(Data records)
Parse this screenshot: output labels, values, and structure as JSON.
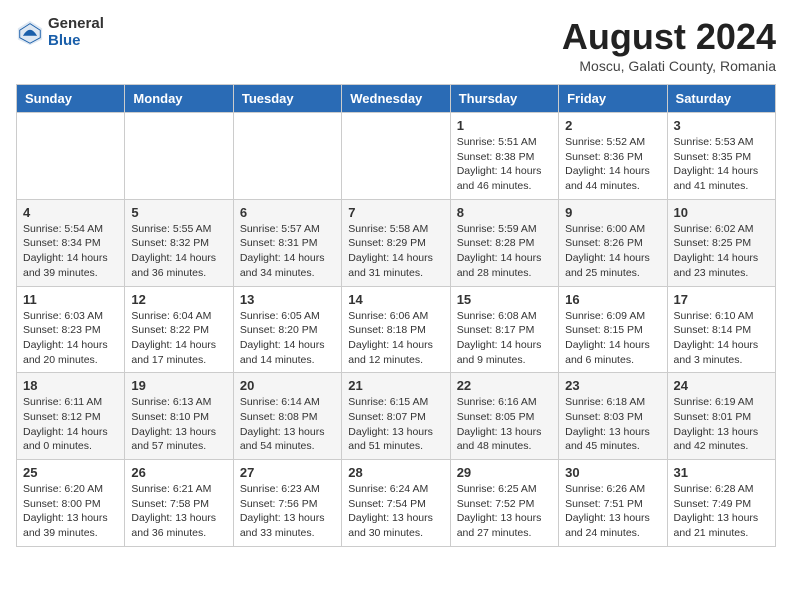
{
  "logo": {
    "general": "General",
    "blue": "Blue"
  },
  "header": {
    "month_year": "August 2024",
    "location": "Moscu, Galati County, Romania"
  },
  "days_of_week": [
    "Sunday",
    "Monday",
    "Tuesday",
    "Wednesday",
    "Thursday",
    "Friday",
    "Saturday"
  ],
  "weeks": [
    [
      {
        "day": "",
        "info": ""
      },
      {
        "day": "",
        "info": ""
      },
      {
        "day": "",
        "info": ""
      },
      {
        "day": "",
        "info": ""
      },
      {
        "day": "1",
        "info": "Sunrise: 5:51 AM\nSunset: 8:38 PM\nDaylight: 14 hours and 46 minutes."
      },
      {
        "day": "2",
        "info": "Sunrise: 5:52 AM\nSunset: 8:36 PM\nDaylight: 14 hours and 44 minutes."
      },
      {
        "day": "3",
        "info": "Sunrise: 5:53 AM\nSunset: 8:35 PM\nDaylight: 14 hours and 41 minutes."
      }
    ],
    [
      {
        "day": "4",
        "info": "Sunrise: 5:54 AM\nSunset: 8:34 PM\nDaylight: 14 hours and 39 minutes."
      },
      {
        "day": "5",
        "info": "Sunrise: 5:55 AM\nSunset: 8:32 PM\nDaylight: 14 hours and 36 minutes."
      },
      {
        "day": "6",
        "info": "Sunrise: 5:57 AM\nSunset: 8:31 PM\nDaylight: 14 hours and 34 minutes."
      },
      {
        "day": "7",
        "info": "Sunrise: 5:58 AM\nSunset: 8:29 PM\nDaylight: 14 hours and 31 minutes."
      },
      {
        "day": "8",
        "info": "Sunrise: 5:59 AM\nSunset: 8:28 PM\nDaylight: 14 hours and 28 minutes."
      },
      {
        "day": "9",
        "info": "Sunrise: 6:00 AM\nSunset: 8:26 PM\nDaylight: 14 hours and 25 minutes."
      },
      {
        "day": "10",
        "info": "Sunrise: 6:02 AM\nSunset: 8:25 PM\nDaylight: 14 hours and 23 minutes."
      }
    ],
    [
      {
        "day": "11",
        "info": "Sunrise: 6:03 AM\nSunset: 8:23 PM\nDaylight: 14 hours and 20 minutes."
      },
      {
        "day": "12",
        "info": "Sunrise: 6:04 AM\nSunset: 8:22 PM\nDaylight: 14 hours and 17 minutes."
      },
      {
        "day": "13",
        "info": "Sunrise: 6:05 AM\nSunset: 8:20 PM\nDaylight: 14 hours and 14 minutes."
      },
      {
        "day": "14",
        "info": "Sunrise: 6:06 AM\nSunset: 8:18 PM\nDaylight: 14 hours and 12 minutes."
      },
      {
        "day": "15",
        "info": "Sunrise: 6:08 AM\nSunset: 8:17 PM\nDaylight: 14 hours and 9 minutes."
      },
      {
        "day": "16",
        "info": "Sunrise: 6:09 AM\nSunset: 8:15 PM\nDaylight: 14 hours and 6 minutes."
      },
      {
        "day": "17",
        "info": "Sunrise: 6:10 AM\nSunset: 8:14 PM\nDaylight: 14 hours and 3 minutes."
      }
    ],
    [
      {
        "day": "18",
        "info": "Sunrise: 6:11 AM\nSunset: 8:12 PM\nDaylight: 14 hours and 0 minutes."
      },
      {
        "day": "19",
        "info": "Sunrise: 6:13 AM\nSunset: 8:10 PM\nDaylight: 13 hours and 57 minutes."
      },
      {
        "day": "20",
        "info": "Sunrise: 6:14 AM\nSunset: 8:08 PM\nDaylight: 13 hours and 54 minutes."
      },
      {
        "day": "21",
        "info": "Sunrise: 6:15 AM\nSunset: 8:07 PM\nDaylight: 13 hours and 51 minutes."
      },
      {
        "day": "22",
        "info": "Sunrise: 6:16 AM\nSunset: 8:05 PM\nDaylight: 13 hours and 48 minutes."
      },
      {
        "day": "23",
        "info": "Sunrise: 6:18 AM\nSunset: 8:03 PM\nDaylight: 13 hours and 45 minutes."
      },
      {
        "day": "24",
        "info": "Sunrise: 6:19 AM\nSunset: 8:01 PM\nDaylight: 13 hours and 42 minutes."
      }
    ],
    [
      {
        "day": "25",
        "info": "Sunrise: 6:20 AM\nSunset: 8:00 PM\nDaylight: 13 hours and 39 minutes."
      },
      {
        "day": "26",
        "info": "Sunrise: 6:21 AM\nSunset: 7:58 PM\nDaylight: 13 hours and 36 minutes."
      },
      {
        "day": "27",
        "info": "Sunrise: 6:23 AM\nSunset: 7:56 PM\nDaylight: 13 hours and 33 minutes."
      },
      {
        "day": "28",
        "info": "Sunrise: 6:24 AM\nSunset: 7:54 PM\nDaylight: 13 hours and 30 minutes."
      },
      {
        "day": "29",
        "info": "Sunrise: 6:25 AM\nSunset: 7:52 PM\nDaylight: 13 hours and 27 minutes."
      },
      {
        "day": "30",
        "info": "Sunrise: 6:26 AM\nSunset: 7:51 PM\nDaylight: 13 hours and 24 minutes."
      },
      {
        "day": "31",
        "info": "Sunrise: 6:28 AM\nSunset: 7:49 PM\nDaylight: 13 hours and 21 minutes."
      }
    ]
  ]
}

# Written task
All of the lines above should be printed exactly, minus the pictures.

# Final result
Parse this screenshot: output labels, values, and structure as JSON.
{
  "logo": {
    "general": "General",
    "blue": "Blue"
  },
  "header": {
    "month_year": "August 2024",
    "location": "Moscu, Galati County, Romania"
  },
  "days_of_week": [
    "Sunday",
    "Monday",
    "Tuesday",
    "Wednesday",
    "Thursday",
    "Friday",
    "Saturday"
  ],
  "weeks": [
    [
      {
        "day": "",
        "info": ""
      },
      {
        "day": "",
        "info": ""
      },
      {
        "day": "",
        "info": ""
      },
      {
        "day": "",
        "info": ""
      },
      {
        "day": "1",
        "info": "Sunrise: 5:51 AM\nSunset: 8:38 PM\nDaylight: 14 hours and 46 minutes."
      },
      {
        "day": "2",
        "info": "Sunrise: 5:52 AM\nSunset: 8:36 PM\nDaylight: 14 hours and 44 minutes."
      },
      {
        "day": "3",
        "info": "Sunrise: 5:53 AM\nSunset: 8:35 PM\nDaylight: 14 hours and 41 minutes."
      }
    ],
    [
      {
        "day": "4",
        "info": "Sunrise: 5:54 AM\nSunset: 8:34 PM\nDaylight: 14 hours and 39 minutes."
      },
      {
        "day": "5",
        "info": "Sunrise: 5:55 AM\nSunset: 8:32 PM\nDaylight: 14 hours and 36 minutes."
      },
      {
        "day": "6",
        "info": "Sunrise: 5:57 AM\nSunset: 8:31 PM\nDaylight: 14 hours and 34 minutes."
      },
      {
        "day": "7",
        "info": "Sunrise: 5:58 AM\nSunset: 8:29 PM\nDaylight: 14 hours and 31 minutes."
      },
      {
        "day": "8",
        "info": "Sunrise: 5:59 AM\nSunset: 8:28 PM\nDaylight: 14 hours and 28 minutes."
      },
      {
        "day": "9",
        "info": "Sunrise: 6:00 AM\nSunset: 8:26 PM\nDaylight: 14 hours and 25 minutes."
      },
      {
        "day": "10",
        "info": "Sunrise: 6:02 AM\nSunset: 8:25 PM\nDaylight: 14 hours and 23 minutes."
      }
    ],
    [
      {
        "day": "11",
        "info": "Sunrise: 6:03 AM\nSunset: 8:23 PM\nDaylight: 14 hours and 20 minutes."
      },
      {
        "day": "12",
        "info": "Sunrise: 6:04 AM\nSunset: 8:22 PM\nDaylight: 14 hours and 17 minutes."
      },
      {
        "day": "13",
        "info": "Sunrise: 6:05 AM\nSunset: 8:20 PM\nDaylight: 14 hours and 14 minutes."
      },
      {
        "day": "14",
        "info": "Sunrise: 6:06 AM\nSunset: 8:18 PM\nDaylight: 14 hours and 12 minutes."
      },
      {
        "day": "15",
        "info": "Sunrise: 6:08 AM\nSunset: 8:17 PM\nDaylight: 14 hours and 9 minutes."
      },
      {
        "day": "16",
        "info": "Sunrise: 6:09 AM\nSunset: 8:15 PM\nDaylight: 14 hours and 6 minutes."
      },
      {
        "day": "17",
        "info": "Sunrise: 6:10 AM\nSunset: 8:14 PM\nDaylight: 14 hours and 3 minutes."
      }
    ],
    [
      {
        "day": "18",
        "info": "Sunrise: 6:11 AM\nSunset: 8:12 PM\nDaylight: 14 hours and 0 minutes."
      },
      {
        "day": "19",
        "info": "Sunrise: 6:13 AM\nSunset: 8:10 PM\nDaylight: 13 hours and 57 minutes."
      },
      {
        "day": "20",
        "info": "Sunrise: 6:14 AM\nSunset: 8:08 PM\nDaylight: 13 hours and 54 minutes."
      },
      {
        "day": "21",
        "info": "Sunrise: 6:15 AM\nSunset: 8:07 PM\nDaylight: 13 hours and 51 minutes."
      },
      {
        "day": "22",
        "info": "Sunrise: 6:16 AM\nSunset: 8:05 PM\nDaylight: 13 hours and 48 minutes."
      },
      {
        "day": "23",
        "info": "Sunrise: 6:18 AM\nSunset: 8:03 PM\nDaylight: 13 hours and 45 minutes."
      },
      {
        "day": "24",
        "info": "Sunrise: 6:19 AM\nSunset: 8:01 PM\nDaylight: 13 hours and 42 minutes."
      }
    ],
    [
      {
        "day": "25",
        "info": "Sunrise: 6:20 AM\nSunset: 8:00 PM\nDaylight: 13 hours and 39 minutes."
      },
      {
        "day": "26",
        "info": "Sunrise: 6:21 AM\nSunset: 7:58 PM\nDaylight: 13 hours and 36 minutes."
      },
      {
        "day": "27",
        "info": "Sunrise: 6:23 AM\nSunset: 7:56 PM\nDaylight: 13 hours and 33 minutes."
      },
      {
        "day": "28",
        "info": "Sunrise: 6:24 AM\nSunset: 7:54 PM\nDaylight: 13 hours and 30 minutes."
      },
      {
        "day": "29",
        "info": "Sunrise: 6:25 AM\nSunset: 7:52 PM\nDaylight: 13 hours and 27 minutes."
      },
      {
        "day": "30",
        "info": "Sunrise: 6:26 AM\nSunset: 7:51 PM\nDaylight: 13 hours and 24 minutes."
      },
      {
        "day": "31",
        "info": "Sunrise: 6:28 AM\nSunset: 7:49 PM\nDaylight: 13 hours and 21 minutes."
      }
    ]
  ]
}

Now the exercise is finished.